Reading passage:
Not too long ago Debbie Reynolds stood off stage at Burbank Junior High School making

like lightning. She’d tried out for the lead in the big dramatic offering of the year, “And I

wasn’t good enough.” So she “propped” instead. She “did the lightning” in the murder mystery, she was the eerie ring of the doorbell, and in between times she was the sloshing of feet through imaginary mud.

Today she is proof that lightning—given even a little assist—can and does strike twice. Debbie, Metro-Goldwyn-Mayer’s pint of dynamite, is the hit of Hollywood’s sub-deb set. With her wide-open gray-green eyes framed by sweeping lashes, her glossy golden-brown hair worn usually in a wind-blown wave with one large soft saucy curl behind her ear, a pert nose and bedimpled chin—Debbie Reynolds is the cutest thing since Seven Up spiked with pistachio.



She’s a doll-sized seven, five feet one and one-half, with each of her one hundred and two pounds where nature (and the camera) intended. She says she’s a full nineteen years old—“but nobody ever believes it.

Supplied records:
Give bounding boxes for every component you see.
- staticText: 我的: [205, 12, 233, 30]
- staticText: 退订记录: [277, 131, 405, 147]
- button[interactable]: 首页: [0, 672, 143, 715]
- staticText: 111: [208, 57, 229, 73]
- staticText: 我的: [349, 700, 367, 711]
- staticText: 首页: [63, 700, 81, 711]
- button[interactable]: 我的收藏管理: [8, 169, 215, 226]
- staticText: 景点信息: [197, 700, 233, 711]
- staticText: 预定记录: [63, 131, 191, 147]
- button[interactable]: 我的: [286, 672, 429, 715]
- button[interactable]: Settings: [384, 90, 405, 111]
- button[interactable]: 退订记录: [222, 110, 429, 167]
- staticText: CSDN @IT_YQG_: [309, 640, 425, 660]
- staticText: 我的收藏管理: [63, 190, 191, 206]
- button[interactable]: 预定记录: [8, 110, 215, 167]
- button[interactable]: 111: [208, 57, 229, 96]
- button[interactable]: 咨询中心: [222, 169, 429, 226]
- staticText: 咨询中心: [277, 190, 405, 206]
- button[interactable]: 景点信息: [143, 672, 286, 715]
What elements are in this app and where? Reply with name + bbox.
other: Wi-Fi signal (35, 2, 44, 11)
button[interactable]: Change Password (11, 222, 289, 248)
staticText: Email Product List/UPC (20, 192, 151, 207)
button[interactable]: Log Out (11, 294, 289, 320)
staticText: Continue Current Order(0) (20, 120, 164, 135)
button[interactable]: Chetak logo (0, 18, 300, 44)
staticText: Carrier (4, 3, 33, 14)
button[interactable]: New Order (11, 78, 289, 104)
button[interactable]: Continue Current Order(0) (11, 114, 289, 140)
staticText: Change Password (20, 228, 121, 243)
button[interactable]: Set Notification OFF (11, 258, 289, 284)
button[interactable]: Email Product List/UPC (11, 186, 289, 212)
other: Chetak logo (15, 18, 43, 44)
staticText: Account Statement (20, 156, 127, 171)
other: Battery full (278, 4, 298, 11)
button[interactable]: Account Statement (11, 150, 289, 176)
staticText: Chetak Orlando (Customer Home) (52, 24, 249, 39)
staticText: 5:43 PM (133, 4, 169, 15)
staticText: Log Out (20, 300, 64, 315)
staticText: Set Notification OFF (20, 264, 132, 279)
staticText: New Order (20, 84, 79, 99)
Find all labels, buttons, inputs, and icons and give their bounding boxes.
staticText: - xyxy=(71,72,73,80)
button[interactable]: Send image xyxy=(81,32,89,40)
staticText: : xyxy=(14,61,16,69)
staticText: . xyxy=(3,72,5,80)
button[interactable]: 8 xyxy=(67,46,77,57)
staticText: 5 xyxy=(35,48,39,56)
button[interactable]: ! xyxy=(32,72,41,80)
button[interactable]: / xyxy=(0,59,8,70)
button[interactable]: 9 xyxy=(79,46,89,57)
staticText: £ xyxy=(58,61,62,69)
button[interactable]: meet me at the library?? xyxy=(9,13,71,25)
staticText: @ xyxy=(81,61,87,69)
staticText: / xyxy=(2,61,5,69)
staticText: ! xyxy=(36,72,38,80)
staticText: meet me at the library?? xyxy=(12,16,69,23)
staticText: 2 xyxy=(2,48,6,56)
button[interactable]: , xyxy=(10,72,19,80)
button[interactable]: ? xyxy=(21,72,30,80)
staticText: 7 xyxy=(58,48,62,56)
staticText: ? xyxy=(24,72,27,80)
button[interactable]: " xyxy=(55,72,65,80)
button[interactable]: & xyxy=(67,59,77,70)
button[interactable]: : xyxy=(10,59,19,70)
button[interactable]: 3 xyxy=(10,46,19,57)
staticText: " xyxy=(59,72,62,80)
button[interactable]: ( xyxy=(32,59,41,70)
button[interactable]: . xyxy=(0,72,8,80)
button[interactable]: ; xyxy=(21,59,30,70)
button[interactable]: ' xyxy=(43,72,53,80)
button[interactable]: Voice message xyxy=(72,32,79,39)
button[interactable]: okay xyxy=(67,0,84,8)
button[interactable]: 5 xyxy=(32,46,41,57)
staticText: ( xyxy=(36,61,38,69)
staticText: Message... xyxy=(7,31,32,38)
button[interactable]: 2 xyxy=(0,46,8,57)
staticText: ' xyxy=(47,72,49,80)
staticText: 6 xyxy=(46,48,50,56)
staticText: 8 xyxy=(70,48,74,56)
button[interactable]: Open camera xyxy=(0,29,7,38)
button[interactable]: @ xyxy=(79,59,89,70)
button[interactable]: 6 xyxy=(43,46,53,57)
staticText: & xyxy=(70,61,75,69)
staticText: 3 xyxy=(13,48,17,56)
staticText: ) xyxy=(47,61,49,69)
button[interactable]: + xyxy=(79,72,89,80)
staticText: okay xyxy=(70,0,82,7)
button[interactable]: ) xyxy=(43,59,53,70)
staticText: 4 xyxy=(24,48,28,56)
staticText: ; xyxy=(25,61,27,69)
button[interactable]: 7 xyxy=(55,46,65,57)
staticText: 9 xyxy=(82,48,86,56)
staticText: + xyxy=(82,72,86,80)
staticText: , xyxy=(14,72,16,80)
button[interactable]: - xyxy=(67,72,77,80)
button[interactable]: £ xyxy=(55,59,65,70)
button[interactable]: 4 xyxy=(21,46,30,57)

Tasks to perform:
1) In the Debbie Reynolds profile above, why did she end up doing the lightning and sound effects for the school play?
2) Render this sentence from the Debbie Reynolds profile into Spanish: "Today she is proof that lightning—given even a little assist—can and does strike twice."
3) Pick up the Debbie Reynolds profile at the point where it stops and keep writing.

Final results:
1) She had tried out for the lead in the year's big dramatic production and, in her own words, "wasn't good enough." So she "propped" instead.

2) Hoy ella es la prueba de que el rayo, con apenas una pequeña ayuda, puede caer dos veces, y de hecho cae.

3)
Not even when I’m all dressed up in black and sophisticated.” At any gathering where strong beverages are served, Debbie’s answer is as automatic and swift as the raised eyebrow that inquires her age—“I was born April 1, 1932—and now, if you don’t mind, please, I’d like a straight milk.”



 

At her studio she thumbed past ultra-glamorous portrait shots and chose another for her fan-mail pictures, saying, “This one looks younger, don’t you think?” She’s smart enough to realize she will probably continue playing younger parts “for at least two more years.”

What’s more, Debbie studies the smaller fry for her homework. “There are kids in every age group in our block in Burbank. I love to play baseball and football out in the street with them, and I watch them—so I won’t go stale on acting real young.”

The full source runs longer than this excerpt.